À COMPLÉTER:
1. Répondez aux questions suivantes à partir de l'article sur la popularité d'Emmanuel Macron :
(a) Dans quelle commune Emmanuel Macron a-t-il donné son interview au journal de 13 h de TF1 ?
(b) Selon une enquête Elabe, quelle part des Français juge les réformes « injustes » ?
(c) Quel est le titre du livre dans lequel François Hollande accuse le président de « creuser les inégalités » ?
2. Transcrivez sous forme de liste JSON de chaînes, une chaîne par ligne, la partie des enregistrements qui va de leur début jusqu'à la ligne contenant « 280, 654, 310] », cette ligne comprise. Omettez les lignes vides.

TEXTE SOURCE:
Opération reconquête. Si Emmanuel Macron a choisi de donner une interview dans le journal de 13 h de TF1, le 12 avril, à Berd’huis, commune de l’Orne d’un millier d’habitants, c’est bien pour s’adresser à la France des classes populaires, celle qui regarde le JT de Jean-Pierre Pernaut et vit en zone rurale ou périphérique, loin des métropoles. Car les sondages sont alarmistes pour le président : sa cote de popularité décroche dans les catégories populaires, selon un sondage Elabe, et jamais l’écart entre cette population et celle des cadres n’a été aussi important (27 % contre 65 %).
Surtout, une grande majorité de Français considère que le chef de l’Etat ne réduit pas la fracture entre la France qui va bien et celle qui galère : pour 74 % d’entre eux, les réformes sont « injustes », d’après une autre enquête Elabe, un sentiment qui a gagné six points en trois semaines. Et beaucoup de politiques attaquent le président sur ce sujet, notamment François Hollande, son prédécesseur, qui l’a accusé, dans son livre « Les leçons du pouvoir », de « creuser les inégalités ».

ENREGISTREMENTS EXTRAITS:

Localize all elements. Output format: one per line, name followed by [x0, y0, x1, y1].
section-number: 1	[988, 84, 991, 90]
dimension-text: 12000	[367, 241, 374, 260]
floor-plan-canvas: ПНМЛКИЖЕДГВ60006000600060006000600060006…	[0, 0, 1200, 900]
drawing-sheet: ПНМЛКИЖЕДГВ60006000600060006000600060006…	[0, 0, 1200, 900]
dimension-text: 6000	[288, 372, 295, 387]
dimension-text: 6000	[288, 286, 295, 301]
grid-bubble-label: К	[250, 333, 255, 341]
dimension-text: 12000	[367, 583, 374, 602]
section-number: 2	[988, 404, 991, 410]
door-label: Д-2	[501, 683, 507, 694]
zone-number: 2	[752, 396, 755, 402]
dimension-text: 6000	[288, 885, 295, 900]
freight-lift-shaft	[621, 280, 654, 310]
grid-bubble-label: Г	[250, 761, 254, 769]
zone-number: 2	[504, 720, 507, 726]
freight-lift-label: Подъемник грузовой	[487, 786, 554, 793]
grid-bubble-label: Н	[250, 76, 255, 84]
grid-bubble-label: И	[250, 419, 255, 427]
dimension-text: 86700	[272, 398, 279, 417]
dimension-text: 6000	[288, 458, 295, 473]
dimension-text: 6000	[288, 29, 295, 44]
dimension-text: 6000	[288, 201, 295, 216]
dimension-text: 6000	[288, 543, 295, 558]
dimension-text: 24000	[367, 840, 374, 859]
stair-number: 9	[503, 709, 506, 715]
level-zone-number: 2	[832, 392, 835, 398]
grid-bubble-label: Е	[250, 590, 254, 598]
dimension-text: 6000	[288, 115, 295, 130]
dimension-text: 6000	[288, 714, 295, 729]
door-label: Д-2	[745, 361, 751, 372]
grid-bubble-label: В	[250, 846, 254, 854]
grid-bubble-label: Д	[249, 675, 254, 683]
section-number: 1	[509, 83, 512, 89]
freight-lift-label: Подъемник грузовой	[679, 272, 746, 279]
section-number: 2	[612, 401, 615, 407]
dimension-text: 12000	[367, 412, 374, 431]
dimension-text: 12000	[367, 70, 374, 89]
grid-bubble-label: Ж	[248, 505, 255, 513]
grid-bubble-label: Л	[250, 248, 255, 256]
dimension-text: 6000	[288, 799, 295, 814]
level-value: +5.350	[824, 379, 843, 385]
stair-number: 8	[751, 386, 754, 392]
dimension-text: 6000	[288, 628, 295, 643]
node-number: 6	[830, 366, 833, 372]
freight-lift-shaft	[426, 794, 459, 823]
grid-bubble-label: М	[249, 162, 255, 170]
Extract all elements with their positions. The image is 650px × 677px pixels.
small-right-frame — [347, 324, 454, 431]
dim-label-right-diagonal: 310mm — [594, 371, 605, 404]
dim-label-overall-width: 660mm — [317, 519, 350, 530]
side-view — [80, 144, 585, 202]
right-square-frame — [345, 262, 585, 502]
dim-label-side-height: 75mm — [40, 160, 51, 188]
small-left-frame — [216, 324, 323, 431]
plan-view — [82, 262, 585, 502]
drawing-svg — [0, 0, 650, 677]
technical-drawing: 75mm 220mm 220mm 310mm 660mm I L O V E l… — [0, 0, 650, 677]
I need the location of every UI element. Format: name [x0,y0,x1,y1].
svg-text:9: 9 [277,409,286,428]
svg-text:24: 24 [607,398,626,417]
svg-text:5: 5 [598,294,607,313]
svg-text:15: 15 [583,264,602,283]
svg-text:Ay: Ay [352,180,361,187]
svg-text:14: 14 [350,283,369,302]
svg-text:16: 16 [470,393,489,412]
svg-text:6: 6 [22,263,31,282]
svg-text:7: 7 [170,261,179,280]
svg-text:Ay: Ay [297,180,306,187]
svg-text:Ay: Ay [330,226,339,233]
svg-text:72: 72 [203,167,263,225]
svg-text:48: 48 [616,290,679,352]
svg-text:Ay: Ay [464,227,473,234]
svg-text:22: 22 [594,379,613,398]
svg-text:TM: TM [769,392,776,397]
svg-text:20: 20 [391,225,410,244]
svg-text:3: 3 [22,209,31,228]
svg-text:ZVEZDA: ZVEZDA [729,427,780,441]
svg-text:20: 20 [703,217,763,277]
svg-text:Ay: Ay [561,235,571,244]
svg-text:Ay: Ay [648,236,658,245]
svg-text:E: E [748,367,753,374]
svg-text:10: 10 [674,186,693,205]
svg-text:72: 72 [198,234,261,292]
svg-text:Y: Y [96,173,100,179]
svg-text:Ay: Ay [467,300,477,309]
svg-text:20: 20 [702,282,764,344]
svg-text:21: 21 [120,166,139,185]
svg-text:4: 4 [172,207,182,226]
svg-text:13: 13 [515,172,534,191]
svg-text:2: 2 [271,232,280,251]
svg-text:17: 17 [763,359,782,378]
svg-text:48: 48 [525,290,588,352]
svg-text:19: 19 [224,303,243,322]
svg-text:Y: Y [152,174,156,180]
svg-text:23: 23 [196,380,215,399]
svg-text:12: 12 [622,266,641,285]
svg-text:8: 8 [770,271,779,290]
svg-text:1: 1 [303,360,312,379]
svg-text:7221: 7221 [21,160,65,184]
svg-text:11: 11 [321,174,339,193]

EXERCICES CORRIGÉS:
1.
(a) À Berd'huis, une commune de l'Orne d'un millier d'habitants.
(b) 74 % d'entre eux.
(c) « Les leçons du pouvoir ».

2.
[
  "Localize all elements. Output format: one per line, name followed by [x0, y0, x1, y1].",
  "section-number: 1\t[988, 84, 991, 90]",
  "dimension-text: 12000\t[367, 241, 374, 260]",
  "floor-plan-canvas: ПНМЛКИЖЕДГВ60006000600060006000600060006…\t[0, 0, 1200, 900]",
  "drawing-sheet: ПНМЛКИЖЕДГВ60006000600060006000600060006…\t[0, 0, 1200, 900]",
  "dimension-text: 6000\t[288, 372, 295, 387]",
  "dimension-text: 6000\t[288, 286, 295, 301]",
  "grid-bubble-label: К\t[250, 333, 255, 341]",
  "dimension-text: 12000\t[367, 583, 374, 602]",
  "section-number: 2\t[988, 404, 991, 410]",
  "door-label: Д-2\t[501, 683, 507, 694]",
  "zone-number: 2\t[752, 396, 755, 402]",
  "dimension-text: 6000\t[288, 885, 295, 900]",
  "freight-lift-shaft\t[621, 280, 654, 310]"
]